WRITTEN REQUEST: Reproduce each line exactly. Skip none.

DATA ENTRIES:
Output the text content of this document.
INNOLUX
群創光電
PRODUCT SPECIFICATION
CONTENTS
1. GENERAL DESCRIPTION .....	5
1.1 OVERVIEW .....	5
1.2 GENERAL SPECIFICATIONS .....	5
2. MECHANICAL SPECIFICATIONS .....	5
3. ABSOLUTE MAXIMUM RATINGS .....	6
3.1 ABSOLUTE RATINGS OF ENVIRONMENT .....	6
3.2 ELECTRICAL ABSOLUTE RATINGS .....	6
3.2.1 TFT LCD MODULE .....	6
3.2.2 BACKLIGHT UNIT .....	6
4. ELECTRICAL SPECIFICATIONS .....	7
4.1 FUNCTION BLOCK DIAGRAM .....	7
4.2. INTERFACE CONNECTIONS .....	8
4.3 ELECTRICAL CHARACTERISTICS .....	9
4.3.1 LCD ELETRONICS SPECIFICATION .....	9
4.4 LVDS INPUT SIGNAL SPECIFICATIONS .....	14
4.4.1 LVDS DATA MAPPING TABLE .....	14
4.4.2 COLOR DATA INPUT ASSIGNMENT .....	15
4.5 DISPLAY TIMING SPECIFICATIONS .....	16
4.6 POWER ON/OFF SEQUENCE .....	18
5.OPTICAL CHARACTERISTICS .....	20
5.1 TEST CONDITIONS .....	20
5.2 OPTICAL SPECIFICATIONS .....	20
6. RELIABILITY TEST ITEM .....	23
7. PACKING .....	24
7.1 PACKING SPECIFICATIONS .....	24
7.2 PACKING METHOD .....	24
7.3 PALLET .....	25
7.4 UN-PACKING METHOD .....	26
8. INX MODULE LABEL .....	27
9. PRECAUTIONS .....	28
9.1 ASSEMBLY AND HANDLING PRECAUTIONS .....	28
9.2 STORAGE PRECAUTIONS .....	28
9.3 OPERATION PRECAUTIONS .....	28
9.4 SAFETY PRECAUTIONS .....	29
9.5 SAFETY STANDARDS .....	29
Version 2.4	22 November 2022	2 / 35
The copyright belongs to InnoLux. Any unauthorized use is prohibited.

THE RESULT:
Output the text content of this document.
INNOLUX
群創光電
PRODUCT SPECIFICATION
CONTENTS
1. GENERAL DESCRIPTION .....	5
1.1 OVERVIEW .....	5
1.2 GENERAL SPECIFICATIONS .....	5
2. MECHANICAL SPECIFICATIONS .....	5
3. ABSOLUTE MAXIMUM RATINGS .....	6
3.1 ABSOLUTE RATINGS OF ENVIRONMENT .....	6
3.2 ELECTRICAL ABSOLUTE RATINGS .....	6
3.2.1 TFT LCD MODULE .....	6
3.2.2 BACKLIGHT UNIT .....	6
4. ELECTRICAL SPECIFICATIONS .....	7
4.1 FUNCTION BLOCK DIAGRAM .....	7
4.2. INTERFACE CONNECTIONS .....	8
4.3 ELECTRICAL CHARACTERISTICS .....	9
4.3.1 LCD ELETRONICS SPECIFICATION .....	9
4.4 LVDS INPUT SIGNAL SPECIFICATIONS .....	14
4.4.1 LVDS DATA MAPPING TABLE .....	14
4.4.2 COLOR DATA INPUT ASSIGNMENT .....	15
4.5 DISPLAY TIMING SPECIFICATIONS .....	16
4.6 POWER ON/OFF SEQUENCE .....	18
5.OPTICAL CHARACTERISTICS .....	20
5.1 TEST CONDITIONS .....	20
5.2 OPTICAL SPECIFICATIONS .....	20
6. RELIABILITY TEST ITEM .....	23
7. PACKING .....	24
7.1 PACKING SPECIFICATIONS .....	24
7.2 PACKING METHOD .....	24
7.3 PALLET .....	25
7.4 UN-PACKING METHOD .....	26
8. INX MODULE LABEL .....	27
9. PRECAUTIONS .....	28
9.1 ASSEMBLY AND HANDLING PRECAUTIONS .....	28
9.2 STORAGE PRECAUTIONS .....	28
9.3 OPERATION PRECAUTIONS .....	28
9.4 SAFETY PRECAUTIONS .....	29
9.5 SAFETY STANDARDS .....	29
Version 2.4	22 November 2022	2 / 35
The copyright belongs to InnoLux. Any unauthorized use is prohibited.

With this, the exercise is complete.